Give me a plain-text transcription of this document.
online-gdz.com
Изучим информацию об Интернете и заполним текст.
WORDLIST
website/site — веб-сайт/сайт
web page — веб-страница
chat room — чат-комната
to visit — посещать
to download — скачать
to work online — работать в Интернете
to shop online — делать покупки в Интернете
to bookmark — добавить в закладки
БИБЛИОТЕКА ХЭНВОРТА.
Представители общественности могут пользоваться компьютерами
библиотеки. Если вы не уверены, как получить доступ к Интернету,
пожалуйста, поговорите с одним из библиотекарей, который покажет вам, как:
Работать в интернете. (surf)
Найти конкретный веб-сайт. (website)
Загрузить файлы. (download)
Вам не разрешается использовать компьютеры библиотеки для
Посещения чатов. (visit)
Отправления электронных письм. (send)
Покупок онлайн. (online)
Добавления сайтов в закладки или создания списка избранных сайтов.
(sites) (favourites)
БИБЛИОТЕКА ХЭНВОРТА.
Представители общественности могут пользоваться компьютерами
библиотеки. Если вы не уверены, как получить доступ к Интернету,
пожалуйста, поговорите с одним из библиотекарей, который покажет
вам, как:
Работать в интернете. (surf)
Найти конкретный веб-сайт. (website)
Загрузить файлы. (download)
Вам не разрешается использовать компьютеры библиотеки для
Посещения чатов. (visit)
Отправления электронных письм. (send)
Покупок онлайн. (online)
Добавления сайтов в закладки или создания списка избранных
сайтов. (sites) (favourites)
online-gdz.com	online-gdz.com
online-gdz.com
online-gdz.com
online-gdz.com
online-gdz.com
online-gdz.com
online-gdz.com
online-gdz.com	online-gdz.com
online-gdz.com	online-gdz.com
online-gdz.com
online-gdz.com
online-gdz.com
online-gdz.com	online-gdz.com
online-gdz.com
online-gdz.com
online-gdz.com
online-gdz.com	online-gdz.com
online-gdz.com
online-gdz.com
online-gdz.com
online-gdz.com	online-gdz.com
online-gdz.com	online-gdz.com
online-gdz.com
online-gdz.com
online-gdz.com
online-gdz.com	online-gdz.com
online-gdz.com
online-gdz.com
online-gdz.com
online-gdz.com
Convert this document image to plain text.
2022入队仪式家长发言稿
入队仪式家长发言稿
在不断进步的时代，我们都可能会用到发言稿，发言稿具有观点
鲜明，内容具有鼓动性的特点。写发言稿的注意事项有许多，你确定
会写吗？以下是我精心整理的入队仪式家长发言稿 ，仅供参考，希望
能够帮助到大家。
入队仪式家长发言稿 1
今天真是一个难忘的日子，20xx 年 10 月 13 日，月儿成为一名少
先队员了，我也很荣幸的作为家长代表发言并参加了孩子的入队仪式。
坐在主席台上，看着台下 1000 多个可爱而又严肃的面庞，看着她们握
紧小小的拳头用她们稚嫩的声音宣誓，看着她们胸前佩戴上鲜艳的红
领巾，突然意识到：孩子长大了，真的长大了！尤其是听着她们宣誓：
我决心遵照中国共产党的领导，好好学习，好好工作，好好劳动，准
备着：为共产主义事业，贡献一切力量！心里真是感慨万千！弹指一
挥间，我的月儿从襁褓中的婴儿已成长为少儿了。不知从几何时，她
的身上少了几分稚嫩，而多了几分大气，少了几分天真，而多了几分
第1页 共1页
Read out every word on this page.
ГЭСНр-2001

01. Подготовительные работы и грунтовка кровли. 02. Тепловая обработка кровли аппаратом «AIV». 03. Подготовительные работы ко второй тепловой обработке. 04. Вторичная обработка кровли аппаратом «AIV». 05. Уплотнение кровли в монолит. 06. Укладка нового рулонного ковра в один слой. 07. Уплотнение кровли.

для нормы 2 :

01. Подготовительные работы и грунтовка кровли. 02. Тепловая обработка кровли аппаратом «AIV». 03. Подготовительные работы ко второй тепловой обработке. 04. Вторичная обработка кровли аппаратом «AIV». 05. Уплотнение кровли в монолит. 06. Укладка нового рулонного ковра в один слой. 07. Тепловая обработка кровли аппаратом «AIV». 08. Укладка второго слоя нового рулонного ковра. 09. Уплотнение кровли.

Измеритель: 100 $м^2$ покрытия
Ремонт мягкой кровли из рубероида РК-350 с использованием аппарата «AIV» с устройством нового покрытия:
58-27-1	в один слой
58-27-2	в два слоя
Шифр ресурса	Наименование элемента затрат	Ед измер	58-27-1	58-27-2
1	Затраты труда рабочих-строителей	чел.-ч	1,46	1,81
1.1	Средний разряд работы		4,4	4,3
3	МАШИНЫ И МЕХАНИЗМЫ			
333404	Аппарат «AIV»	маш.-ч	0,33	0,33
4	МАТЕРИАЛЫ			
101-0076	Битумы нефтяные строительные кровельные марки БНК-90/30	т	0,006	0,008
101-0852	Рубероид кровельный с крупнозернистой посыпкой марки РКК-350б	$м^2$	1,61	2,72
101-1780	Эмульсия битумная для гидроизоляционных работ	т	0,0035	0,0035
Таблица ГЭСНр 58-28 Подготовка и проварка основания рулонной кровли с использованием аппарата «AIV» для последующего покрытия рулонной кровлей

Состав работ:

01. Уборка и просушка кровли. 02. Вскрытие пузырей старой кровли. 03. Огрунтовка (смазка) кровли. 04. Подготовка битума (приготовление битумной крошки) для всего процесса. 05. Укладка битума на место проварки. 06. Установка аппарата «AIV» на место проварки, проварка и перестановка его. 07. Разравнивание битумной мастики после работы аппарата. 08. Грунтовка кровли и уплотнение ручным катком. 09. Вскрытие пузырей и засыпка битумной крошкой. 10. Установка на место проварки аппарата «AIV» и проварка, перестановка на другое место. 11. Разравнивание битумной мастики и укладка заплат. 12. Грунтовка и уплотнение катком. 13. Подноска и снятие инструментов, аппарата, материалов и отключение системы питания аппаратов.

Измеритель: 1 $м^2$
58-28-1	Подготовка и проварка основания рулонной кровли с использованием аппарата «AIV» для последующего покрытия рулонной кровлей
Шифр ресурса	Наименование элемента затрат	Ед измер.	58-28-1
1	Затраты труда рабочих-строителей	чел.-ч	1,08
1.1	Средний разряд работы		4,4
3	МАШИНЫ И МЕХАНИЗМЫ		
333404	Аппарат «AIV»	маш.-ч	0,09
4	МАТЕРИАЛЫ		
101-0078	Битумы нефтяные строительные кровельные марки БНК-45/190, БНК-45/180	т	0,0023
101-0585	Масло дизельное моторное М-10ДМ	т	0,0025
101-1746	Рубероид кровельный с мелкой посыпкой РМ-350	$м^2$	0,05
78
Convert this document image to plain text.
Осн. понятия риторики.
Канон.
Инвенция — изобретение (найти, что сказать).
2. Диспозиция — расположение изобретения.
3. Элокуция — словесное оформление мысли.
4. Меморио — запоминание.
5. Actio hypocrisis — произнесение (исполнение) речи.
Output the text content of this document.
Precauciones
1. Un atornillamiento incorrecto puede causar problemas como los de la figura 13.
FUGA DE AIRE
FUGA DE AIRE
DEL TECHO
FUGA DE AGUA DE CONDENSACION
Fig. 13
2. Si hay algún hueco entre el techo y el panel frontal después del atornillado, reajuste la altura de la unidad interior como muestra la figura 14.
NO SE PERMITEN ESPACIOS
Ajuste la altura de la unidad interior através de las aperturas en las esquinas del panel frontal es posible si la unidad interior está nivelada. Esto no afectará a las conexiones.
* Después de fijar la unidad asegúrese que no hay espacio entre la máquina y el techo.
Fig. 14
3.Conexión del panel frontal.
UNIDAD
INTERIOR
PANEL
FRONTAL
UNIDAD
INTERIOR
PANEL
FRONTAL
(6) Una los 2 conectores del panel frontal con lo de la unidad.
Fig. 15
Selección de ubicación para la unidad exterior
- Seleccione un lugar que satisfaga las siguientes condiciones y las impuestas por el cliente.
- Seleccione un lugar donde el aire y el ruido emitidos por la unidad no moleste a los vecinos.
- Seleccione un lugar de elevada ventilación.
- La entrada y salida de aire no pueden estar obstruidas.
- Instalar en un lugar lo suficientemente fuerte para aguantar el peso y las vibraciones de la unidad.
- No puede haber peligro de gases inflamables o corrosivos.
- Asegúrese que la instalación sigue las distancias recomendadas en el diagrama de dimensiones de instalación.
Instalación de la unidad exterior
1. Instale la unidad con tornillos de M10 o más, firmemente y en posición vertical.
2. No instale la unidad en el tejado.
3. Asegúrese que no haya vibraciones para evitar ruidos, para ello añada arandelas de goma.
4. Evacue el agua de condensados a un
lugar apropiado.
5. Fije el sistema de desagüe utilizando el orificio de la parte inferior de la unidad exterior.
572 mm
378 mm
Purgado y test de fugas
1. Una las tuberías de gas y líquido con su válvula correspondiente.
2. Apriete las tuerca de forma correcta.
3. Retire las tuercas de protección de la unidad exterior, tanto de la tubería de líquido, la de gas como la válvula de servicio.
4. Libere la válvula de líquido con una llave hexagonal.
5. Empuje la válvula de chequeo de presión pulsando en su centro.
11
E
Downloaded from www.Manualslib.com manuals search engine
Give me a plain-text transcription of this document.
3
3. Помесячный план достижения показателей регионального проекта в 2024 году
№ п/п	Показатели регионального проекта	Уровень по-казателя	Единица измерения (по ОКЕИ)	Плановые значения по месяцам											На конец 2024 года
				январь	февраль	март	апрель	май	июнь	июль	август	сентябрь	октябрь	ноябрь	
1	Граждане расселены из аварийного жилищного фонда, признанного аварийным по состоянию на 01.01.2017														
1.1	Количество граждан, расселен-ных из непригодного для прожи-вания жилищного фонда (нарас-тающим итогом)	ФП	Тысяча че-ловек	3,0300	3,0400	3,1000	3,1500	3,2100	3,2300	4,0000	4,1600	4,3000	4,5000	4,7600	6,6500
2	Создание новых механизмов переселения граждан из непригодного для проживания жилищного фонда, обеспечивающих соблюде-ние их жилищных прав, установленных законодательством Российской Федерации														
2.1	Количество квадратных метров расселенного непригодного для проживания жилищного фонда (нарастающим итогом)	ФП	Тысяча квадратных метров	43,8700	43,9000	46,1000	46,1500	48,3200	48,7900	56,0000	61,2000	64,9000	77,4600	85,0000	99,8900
- - - - -
■ Directions for this task: Within the records, how many lines include "líquido"? The answer is the number and nothing else.

■ Result for this exercise: 3